- WHAT THE TASK ASKS: Leave out the pictures and copy the remaining records exactly.

- EXERCISE INPUTS:
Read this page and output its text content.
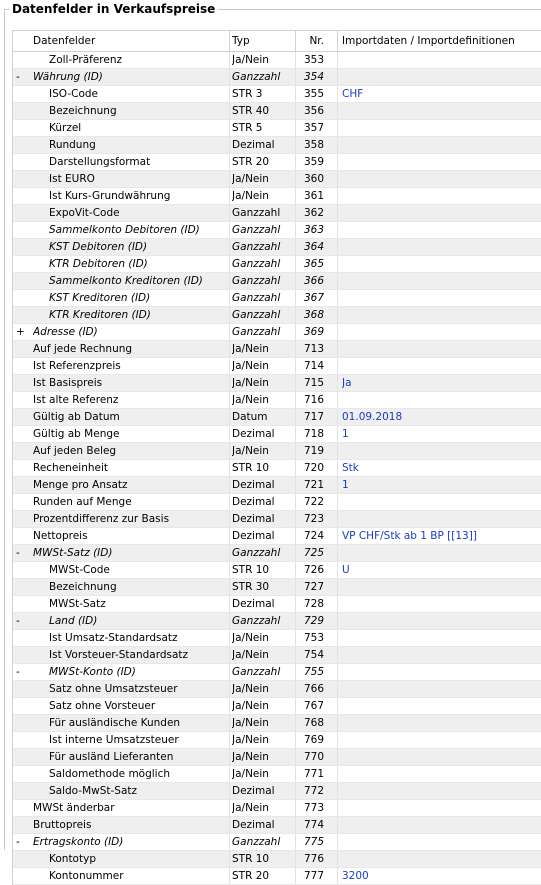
Datenfelder in Verkaufspreise
Datenfelder	Typ	Nr. Importdaten / Importdefinitionen
Zoll-Präferenz	Ja/Nein	353
-	Währung (ID)	Ganzzahl	354
ISO-Code	STR 3	355 CHF
Bezeichnung	STR 40	356
Kürzel	STR 5	357
Rundung	Dezimal	358
Darstellungsformat	STR 20	359
Ist EURO	Ja/Nein	360
Ist Kurs-Grundwährung	Ja/Nein	361
ExpoVit-Code	Ganzzahl	362
Sammelkonto Debitoren (ID)	Ganzzahl	363
KST Debitoren (ID)	Ganzzahl	364
KTR Debitoren (ID)	Ganzzahl	365
Sammelkonto Kreditoren (ID)	Ganzzahl	366
KST Kreditoren (ID)	Ganzzahl	367
KTR Kreditoren (ID)	Ganzzahl	368
+ Adresse (ID)	Ganzzahl	369
Auf jede Rechnung	Ja/Nein	713
Ist Referenzpreis	Ja/Nein	714
Ist Basispreis	Ja/Nein	715 Ja
Ist alte Referenz	Ja/Nein	716
Gültig ab Datum	Datum	717 01.09.2018
Gültig ab Menge	Dezimal	718 1
Auf jeden Beleg	Ja/Nein	719
Recheneinheit	STR 10	720 Stk
Menge pro Ansatz	Dezimal	721 1
Runden auf Menge	Dezimal	722
Prozentdifferenz zur Basis	Dezimal	723
Nettopreis	Dezimal	724 VP CHF/Stk ab 1 BP [[13]]
-	MWSt-Satz (ID)	Ganzzahl	725
MWSt-Code	STR 10	726 U
Bezeichnung	STR 30	727
MWSt-Satz	Dezimal	728
-	Land (ID)	Ganzzahl	729
Ist Umsatz-Standardsatz	Ja/Nein	753
Ist Vorsteuer-Standardsatz	Ja/Nein	754
-	MWSt-Konto (ID)	Ganzzahl	755
Satz ohne Umsatzsteuer	Ja/Nein	766
Satz ohne Vorsteuer	Ja/Nein	767
Für ausländische Kunden	Ja/Nein	768
Ist interne Umsatzsteuer	Ja/Nein	769
Für ausländ Lieferanten	Ja/Nein	770
Saldomethode möglich	Ja/Nein	771
Saldo-MwSt-Satz	Dezimal	772
MWSt änderbar	Ja/Nein	773
Bruttopreis	Dezimal	774
-	Ertragskonto (ID)	Ganzzahl	775
Kontotyp	STR 10	776
Kontonummer	STR 20	777 3200
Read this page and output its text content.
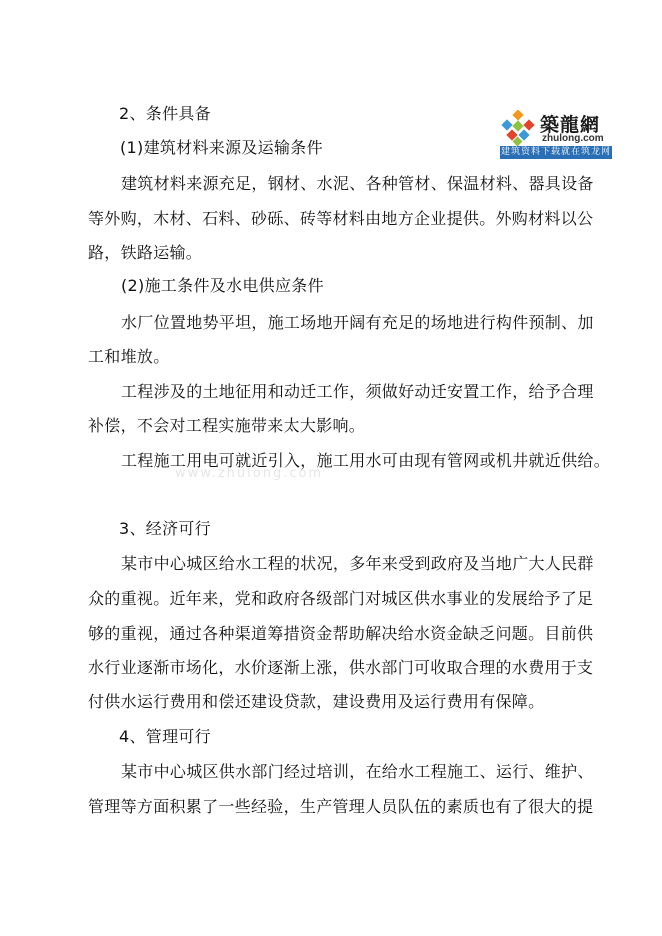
築龍網
zhulong.com
建筑资料下载就在筑龙网
www.zhulong.com
2、条件具备
(1)建筑材料来源及运输条件
建筑材料来源充足，钢材、水泥、各种管材、保温材料、器具设备
等外购，木材、石料、砂砾、砖等材料由地方企业提供。外购材料以公
路，铁路运输。
(2)施工条件及水电供应条件
水厂位置地势平坦，施工场地开阔有充足的场地进行构件预制、加
工和堆放。
工程涉及的土地征用和动迁工作，须做好动迁安置工作，给予合理
补偿，不会对工程实施带来太大影响。
工程施工用电可就近引入，施工用水可由现有管网或机井就近供给。
3、经济可行
某市中心城区给水工程的状况，多年来受到政府及当地广大人民群
众的重视。近年来，党和政府各级部门对城区供水事业的发展给予了足
够的重视，通过各种渠道筹措资金帮助解决给水资金缺乏问题。目前供
水行业逐渐市场化，水价逐渐上涨，供水部门可收取合理的水费用于支
付供水运行费用和偿还建设贷款，建设费用及运行费用有保障。
4、管理可行
某市中心城区供水部门经过培训，在给水工程施工、运行、维护、
管理等方面积累了一些经验，生产管理人员队伍的素质也有了很大的提
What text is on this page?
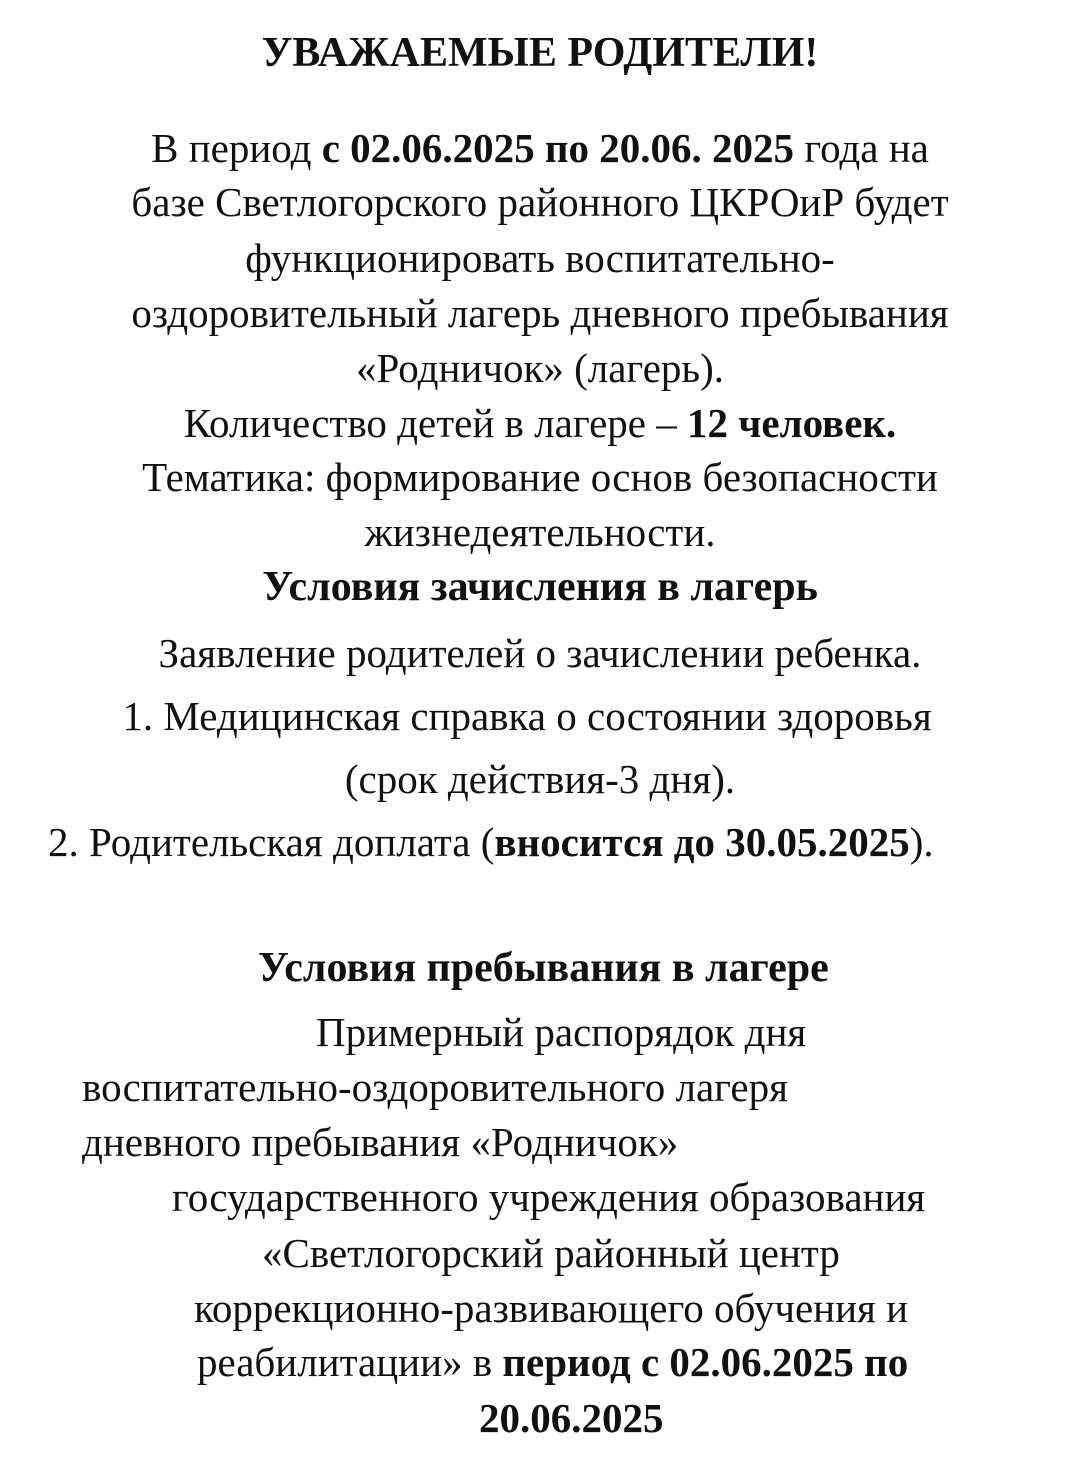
УВАЖАЕМЫЕ РОДИТЕЛИ!

В период с 02.06.2025 по 20.06. 2025 года на

базе Светлогорского районного ЦКРОиР будет

функционировать воспитательно-

оздоровительный лагерь дневного пребывания

«Родничок» (лагерь).

Количество детей в лагере – 12 человек.

Тематика: формирование основ безопасности

жизнедеятельности.

Условия зачисления в лагерь

Заявление родителей о зачислении ребенка.

1. Медицинская справка о состоянии здоровья

(срок действия-3 дня).

2. Родительская доплата (вносится до 30.05.2025).

Условия пребывания в лагере

Примерный распорядок дня

воспитательно-оздоровительного лагеря

дневного пребывания «Родничок»

государственного учреждения образования

«Светлогорский районный центр

коррекционно-развивающего обучения и

реабилитации» в период с 02.06.2025 по

20.06.2025
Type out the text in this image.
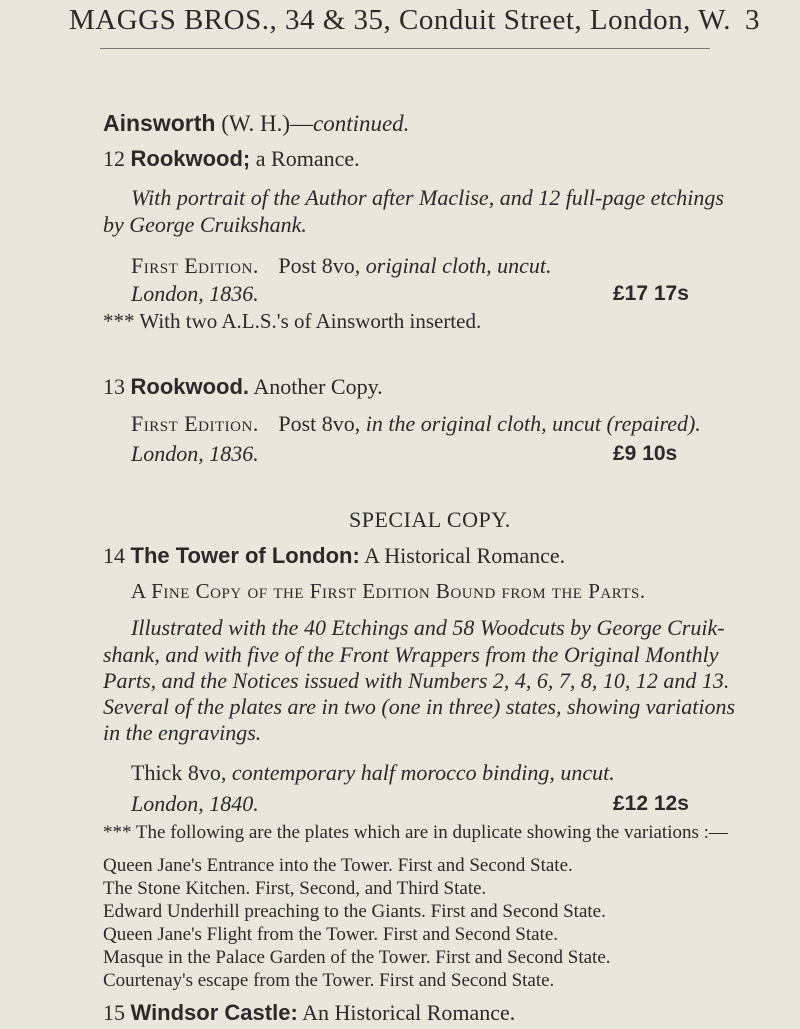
MAGGS BROS., 34 & 35, Conduit Street, London, W. 3
Ainsworth (W. H.)—continued.
12 Rookwood; a Romance.
With portrait of the Author after Maclise, and 12 full-page etchings
by George Cruikshank.
First Edition. Post 8vo, original cloth, uncut.
London, 1836.	£17 17s
*** With two A.L.S.'s of Ainsworth inserted.
13 Rookwood. Another Copy.
First Edition. Post 8vo, in the original cloth, uncut (repaired).
London, 1836.	£9 10s
SPECIAL COPY.
14 The Tower of London: A Historical Romance.
A Fine Copy of the First Edition Bound from the Parts.
Illustrated with the 40 Etchings and 58 Woodcuts by George Cruik-
shank, and with five of the Front Wrappers from the Original Monthly
Parts, and the Notices issued with Numbers 2, 4, 6, 7, 8, 10, 12 and 13.
Several of the plates are in two (one in three) states, showing variations
in the engravings.
Thick 8vo, contemporary half morocco binding, uncut.
London, 1840.	£12 12s
*** The following are the plates which are in duplicate showing the variations :—
Queen Jane's Entrance into the Tower. First and Second State.
The Stone Kitchen. First, Second, and Third State.
Edward Underhill preaching to the Giants. First and Second State.
Queen Jane's Flight from the Tower. First and Second State.
Masque in the Palace Garden of the Tower. First and Second State.
Courtenay's escape from the Tower. First and Second State.
15 Windsor Castle: An Historical Romance.
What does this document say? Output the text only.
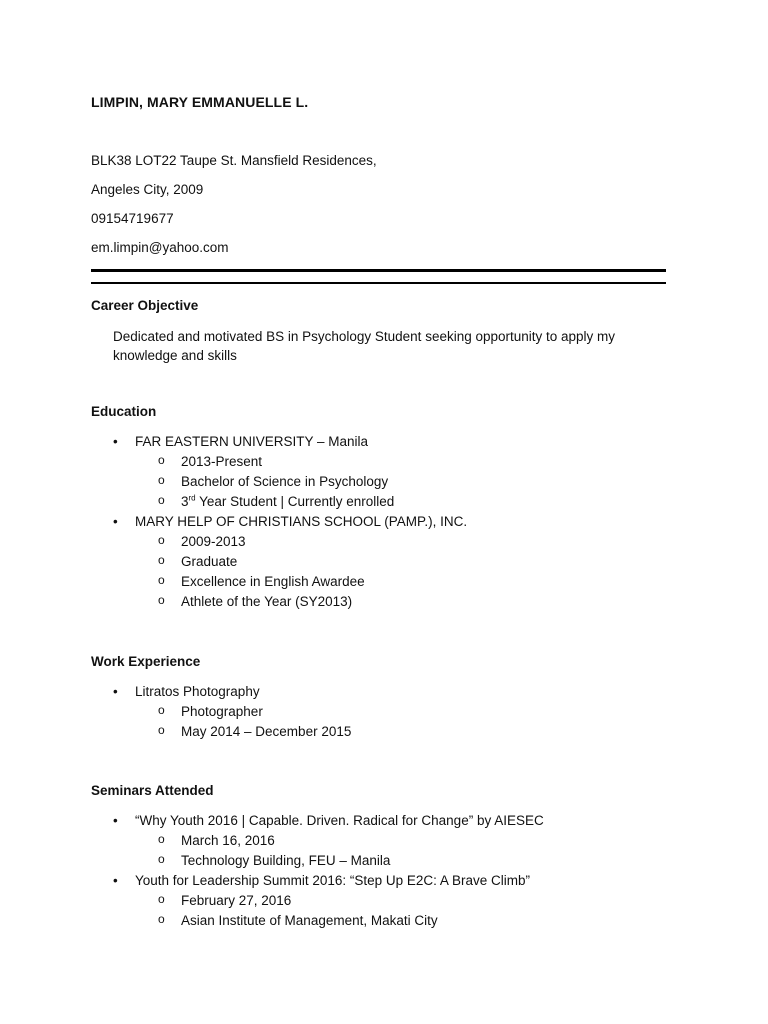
LIMPIN, MARY EMMANUELLE L.
BLK38 LOT22 Taupe St. Mansfield Residences,
Angeles City, 2009
09154719677
em.limpin@yahoo.com
Career Objective
Dedicated and motivated BS in Psychology Student seeking opportunity to apply my knowledge and skills
Education
• FAR EASTERN UNIVERSITY – Manila
o 2013-Present
o Bachelor of Science in Psychology
o 3rd Year Student | Currently enrolled
• MARY HELP OF CHRISTIANS SCHOOL (PAMP.), INC.
o 2009-2013
o Graduate
o Excellence in English Awardee
o Athlete of the Year (SY2013)
Work Experience
• Litratos Photography
o Photographer
o May 2014 – December 2015
Seminars Attended
• “Why Youth 2016 | Capable. Driven. Radical for Change” by AIESEC
o March 16, 2016
o Technology Building, FEU – Manila
• Youth for Leadership Summit 2016: “Step Up E2C: A Brave Climb”
o February 27, 2016
o Asian Institute of Management, Makati City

- ANSWER TO THIS TASK:
Read this page and output its text content.
Datenfelder in Verkaufspreise
Datenfelder	Typ	Nr. Importdaten / Importdefinitionen
Zoll-Präferenz	Ja/Nein	353
-	Währung (ID)	Ganzzahl	354
ISO-Code	STR 3	355 CHF
Bezeichnung	STR 40	356
Kürzel	STR 5	357
Rundung	Dezimal	358
Darstellungsformat	STR 20	359
Ist EURO	Ja/Nein	360
Ist Kurs-Grundwährung	Ja/Nein	361
ExpoVit-Code	Ganzzahl	362
Sammelkonto Debitoren (ID)	Ganzzahl	363
KST Debitoren (ID)	Ganzzahl	364
KTR Debitoren (ID)	Ganzzahl	365
Sammelkonto Kreditoren (ID)	Ganzzahl	366
KST Kreditoren (ID)	Ganzzahl	367
KTR Kreditoren (ID)	Ganzzahl	368
+ Adresse (ID)	Ganzzahl	369
Auf jede Rechnung	Ja/Nein	713
Ist Referenzpreis	Ja/Nein	714
Ist Basispreis	Ja/Nein	715 Ja
Ist alte Referenz	Ja/Nein	716
Gültig ab Datum	Datum	717 01.09.2018
Gültig ab Menge	Dezimal	718 1
Auf jeden Beleg	Ja/Nein	719
Recheneinheit	STR 10	720 Stk
Menge pro Ansatz	Dezimal	721 1
Runden auf Menge	Dezimal	722
Prozentdifferenz zur Basis	Dezimal	723
Nettopreis	Dezimal	724 VP CHF/Stk ab 1 BP [[13]]
-	MWSt-Satz (ID)	Ganzzahl	725
MWSt-Code	STR 10	726 U
Bezeichnung	STR 30	727
MWSt-Satz	Dezimal	728
-	Land (ID)	Ganzzahl	729
Ist Umsatz-Standardsatz	Ja/Nein	753
Ist Vorsteuer-Standardsatz	Ja/Nein	754
-	MWSt-Konto (ID)	Ganzzahl	755
Satz ohne Umsatzsteuer	Ja/Nein	766
Satz ohne Vorsteuer	Ja/Nein	767
Für ausländische Kunden	Ja/Nein	768
Ist interne Umsatzsteuer	Ja/Nein	769
Für ausländ Lieferanten	Ja/Nein	770
Saldomethode möglich	Ja/Nein	771
Saldo-MwSt-Satz	Dezimal	772
MWSt änderbar	Ja/Nein	773
Bruttopreis	Dezimal	774
-	Ertragskonto (ID)	Ganzzahl	775
Kontotyp	STR 10	776
Kontonummer	STR 20	777 3200
Read this page and output its text content.
築龍網
zhulong.com
建筑资料下载就在筑龙网
www.zhulong.com
2、条件具备
(1)建筑材料来源及运输条件
建筑材料来源充足，钢材、水泥、各种管材、保温材料、器具设备
等外购，木材、石料、砂砾、砖等材料由地方企业提供。外购材料以公
路，铁路运输。
(2)施工条件及水电供应条件
水厂位置地势平坦，施工场地开阔有充足的场地进行构件预制、加
工和堆放。
工程涉及的土地征用和动迁工作，须做好动迁安置工作，给予合理
补偿，不会对工程实施带来太大影响。
工程施工用电可就近引入，施工用水可由现有管网或机井就近供给。
3、经济可行
某市中心城区给水工程的状况，多年来受到政府及当地广大人民群
众的重视。近年来，党和政府各级部门对城区供水事业的发展给予了足
够的重视，通过各种渠道筹措资金帮助解决给水资金缺乏问题。目前供
水行业逐渐市场化，水价逐渐上涨，供水部门可收取合理的水费用于支
付供水运行费用和偿还建设贷款，建设费用及运行费用有保障。
4、管理可行
某市中心城区供水部门经过培训，在给水工程施工、运行、维护、
管理等方面积累了一些经验，生产管理人员队伍的素质也有了很大的提
What text is on this page?
УВАЖАЕМЫЕ РОДИТЕЛИ!

В период с 02.06.2025 по 20.06. 2025 года на

базе Светлогорского районного ЦКРОиР будет

функционировать воспитательно-

оздоровительный лагерь дневного пребывания

«Родничок» (лагерь).

Количество детей в лагере – 12 человек.

Тематика: формирование основ безопасности

жизнедеятельности.

Условия зачисления в лагерь

Заявление родителей о зачислении ребенка.

1. Медицинская справка о состоянии здоровья

(срок действия-3 дня).

2. Родительская доплата (вносится до 30.05.2025).

Условия пребывания в лагере

Примерный распорядок дня

воспитательно-оздоровительного лагеря

дневного пребывания «Родничок»

государственного учреждения образования

«Светлогорский районный центр

коррекционно-развивающего обучения и

реабилитации» в период с 02.06.2025 по

20.06.2025
Type out the text in this image.
MAGGS BROS., 34 & 35, Conduit Street, London, W. 3
Ainsworth (W. H.)—continued.
12 Rookwood; a Romance.
With portrait of the Author after Maclise, and 12 full-page etchings
by George Cruikshank.
First Edition. Post 8vo, original cloth, uncut.
London, 1836.	£17 17s
*** With two A.L.S.'s of Ainsworth inserted.
13 Rookwood. Another Copy.
First Edition. Post 8vo, in the original cloth, uncut (repaired).
London, 1836.	£9 10s
SPECIAL COPY.
14 The Tower of London: A Historical Romance.
A Fine Copy of the First Edition Bound from the Parts.
Illustrated with the 40 Etchings and 58 Woodcuts by George Cruik-
shank, and with five of the Front Wrappers from the Original Monthly
Parts, and the Notices issued with Numbers 2, 4, 6, 7, 8, 10, 12 and 13.
Several of the plates are in two (one in three) states, showing variations
in the engravings.
Thick 8vo, contemporary half morocco binding, uncut.
London, 1840.	£12 12s
*** The following are the plates which are in duplicate showing the variations :—
Queen Jane's Entrance into the Tower. First and Second State.
The Stone Kitchen. First, Second, and Third State.
Edward Underhill preaching to the Giants. First and Second State.
Queen Jane's Flight from the Tower. First and Second State.
Masque in the Palace Garden of the Tower. First and Second State.
Courtenay's escape from the Tower. First and Second State.
15 Windsor Castle: An Historical Romance.
What does this document say? Output the text only.
LIMPIN, MARY EMMANUELLE L.
BLK38 LOT22 Taupe St. Mansfield Residences,
Angeles City, 2009
09154719677
em.limpin@yahoo.com
Career Objective
Dedicated and motivated BS in Psychology Student seeking opportunity to apply my knowledge and skills
Education
• FAR EASTERN UNIVERSITY – Manila
o 2013-Present
o Bachelor of Science in Psychology
o 3rd Year Student | Currently enrolled
• MARY HELP OF CHRISTIANS SCHOOL (PAMP.), INC.
o 2009-2013
o Graduate
o Excellence in English Awardee
o Athlete of the Year (SY2013)
Work Experience
• Litratos Photography
o Photographer
o May 2014 – December 2015
Seminars Attended
• “Why Youth 2016 | Capable. Driven. Radical for Change” by AIESEC
o March 16, 2016
o Technology Building, FEU – Manila
• Youth for Leadership Summit 2016: “Step Up E2C: A Brave Climb”
o February 27, 2016
o Asian Institute of Management, Makati City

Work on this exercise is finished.